PROBLEM: Extract the full listing below without altering a single character.
┄┄┄┄┄┄
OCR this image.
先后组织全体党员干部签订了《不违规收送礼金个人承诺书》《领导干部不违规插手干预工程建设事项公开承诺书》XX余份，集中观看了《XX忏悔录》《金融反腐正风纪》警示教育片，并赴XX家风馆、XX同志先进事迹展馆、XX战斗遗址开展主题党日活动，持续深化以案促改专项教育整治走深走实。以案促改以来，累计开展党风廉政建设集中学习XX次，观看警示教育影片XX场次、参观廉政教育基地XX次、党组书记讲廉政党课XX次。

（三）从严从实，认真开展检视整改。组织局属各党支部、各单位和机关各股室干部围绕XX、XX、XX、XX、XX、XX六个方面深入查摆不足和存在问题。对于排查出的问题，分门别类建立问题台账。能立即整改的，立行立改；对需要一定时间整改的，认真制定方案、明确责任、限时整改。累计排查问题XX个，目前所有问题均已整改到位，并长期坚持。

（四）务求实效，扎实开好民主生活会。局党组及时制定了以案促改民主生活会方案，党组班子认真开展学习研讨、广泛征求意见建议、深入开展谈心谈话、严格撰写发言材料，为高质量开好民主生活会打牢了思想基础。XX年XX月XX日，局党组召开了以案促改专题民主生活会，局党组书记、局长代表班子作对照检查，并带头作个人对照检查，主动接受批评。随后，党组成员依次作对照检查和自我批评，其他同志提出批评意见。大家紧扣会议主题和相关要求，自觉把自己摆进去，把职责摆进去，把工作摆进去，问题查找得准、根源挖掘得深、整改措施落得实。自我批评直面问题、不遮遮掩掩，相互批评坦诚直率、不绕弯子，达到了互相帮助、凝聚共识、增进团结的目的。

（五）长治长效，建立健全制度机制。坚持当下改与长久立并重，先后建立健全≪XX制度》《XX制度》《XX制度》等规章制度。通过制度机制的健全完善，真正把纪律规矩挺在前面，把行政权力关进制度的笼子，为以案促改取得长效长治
┄┄┄┄┄┄
RESULT BELOW:
OCR this image.
先后组织全体党员干部签订了《不违规收送礼金个人承诺书》《领导干部不违规插手干预工程建设事项公开承诺书》XX余份，集中观看了《XX忏悔录》《金融反腐正风纪》警示教育片，并赴XX家风馆、XX同志先进事迹展馆、XX战斗遗址开展主题党日活动，持续深化以案促改专项教育整治走深走实。以案促改以来，累计开展党风廉政建设集中学习XX次，观看警示教育影片XX场次、参观廉政教育基地XX次、党组书记讲廉政党课XX次。

（三）从严从实，认真开展检视整改。组织局属各党支部、各单位和机关各股室干部围绕XX、XX、XX、XX、XX、XX六个方面深入查摆不足和存在问题。对于排查出的问题，分门别类建立问题台账。能立即整改的，立行立改；对需要一定时间整改的，认真制定方案、明确责任、限时整改。累计排查问题XX个，目前所有问题均已整改到位，并长期坚持。

（四）务求实效，扎实开好民主生活会。局党组及时制定了以案促改民主生活会方案，党组班子认真开展学习研讨、广泛征求意见建议、深入开展谈心谈话、严格撰写发言材料，为高质量开好民主生活会打牢了思想基础。XX年XX月XX日，局党组召开了以案促改专题民主生活会，局党组书记、局长代表班子作对照检查，并带头作个人对照检查，主动接受批评。随后，党组成员依次作对照检查和自我批评，其他同志提出批评意见。大家紧扣会议主题和相关要求，自觉把自己摆进去，把职责摆进去，把工作摆进去，问题查找得准、根源挖掘得深、整改措施落得实。自我批评直面问题、不遮遮掩掩，相互批评坦诚直率、不绕弯子，达到了互相帮助、凝聚共识、增进团结的目的。

（五）长治长效，建立健全制度机制。坚持当下改与长久立并重，先后建立健全≪XX制度》《XX制度》《XX制度》等规章制度。通过制度机制的健全完善，真正把纪律规矩挺在前面，把行政权力关进制度的笼子，为以案促改取得长效长治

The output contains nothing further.